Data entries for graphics
#####

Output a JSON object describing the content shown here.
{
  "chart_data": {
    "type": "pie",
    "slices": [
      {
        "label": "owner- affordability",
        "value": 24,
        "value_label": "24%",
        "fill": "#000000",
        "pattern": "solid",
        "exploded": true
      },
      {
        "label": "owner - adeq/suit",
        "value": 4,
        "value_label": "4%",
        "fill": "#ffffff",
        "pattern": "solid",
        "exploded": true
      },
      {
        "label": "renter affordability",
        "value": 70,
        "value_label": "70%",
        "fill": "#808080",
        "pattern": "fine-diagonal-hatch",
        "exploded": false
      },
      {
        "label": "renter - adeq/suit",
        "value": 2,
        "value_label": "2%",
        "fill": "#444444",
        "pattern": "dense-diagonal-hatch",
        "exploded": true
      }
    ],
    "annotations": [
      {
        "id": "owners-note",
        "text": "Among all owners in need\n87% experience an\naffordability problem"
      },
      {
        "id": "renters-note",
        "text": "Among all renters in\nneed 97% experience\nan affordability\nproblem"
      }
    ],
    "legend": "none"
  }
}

#####

**Problem statement**
Each record should come back exactly as written.

**Final result**
Output a JSON object describing the content shown here.
{
  "chart_data": {
    "type": "pie",
    "slices": [
      {
        "label": "owner- affordability",
        "value": 24,
        "value_label": "24%",
        "fill": "#000000",
        "pattern": "solid",
        "exploded": true
      },
      {
        "label": "owner - adeq/suit",
        "value": 4,
        "value_label": "4%",
        "fill": "#ffffff",
        "pattern": "solid",
        "exploded": true
      },
      {
        "label": "renter affordability",
        "value": 70,
        "value_label": "70%",
        "fill": "#808080",
        "pattern": "fine-diagonal-hatch",
        "exploded": false
      },
      {
        "label": "renter - adeq/suit",
        "value": 2,
        "value_label": "2%",
        "fill": "#444444",
        "pattern": "dense-diagonal-hatch",
        "exploded": true
      }
    ],
    "annotations": [
      {
        "id": "owners-note",
        "text": "Among all owners in need\n87% experience an\naffordability problem"
      },
      {
        "id": "renters-note",
        "text": "Among all renters in\nneed 97% experience\nan affordability\nproblem"
      }
    ],
    "legend": "none"
  }
}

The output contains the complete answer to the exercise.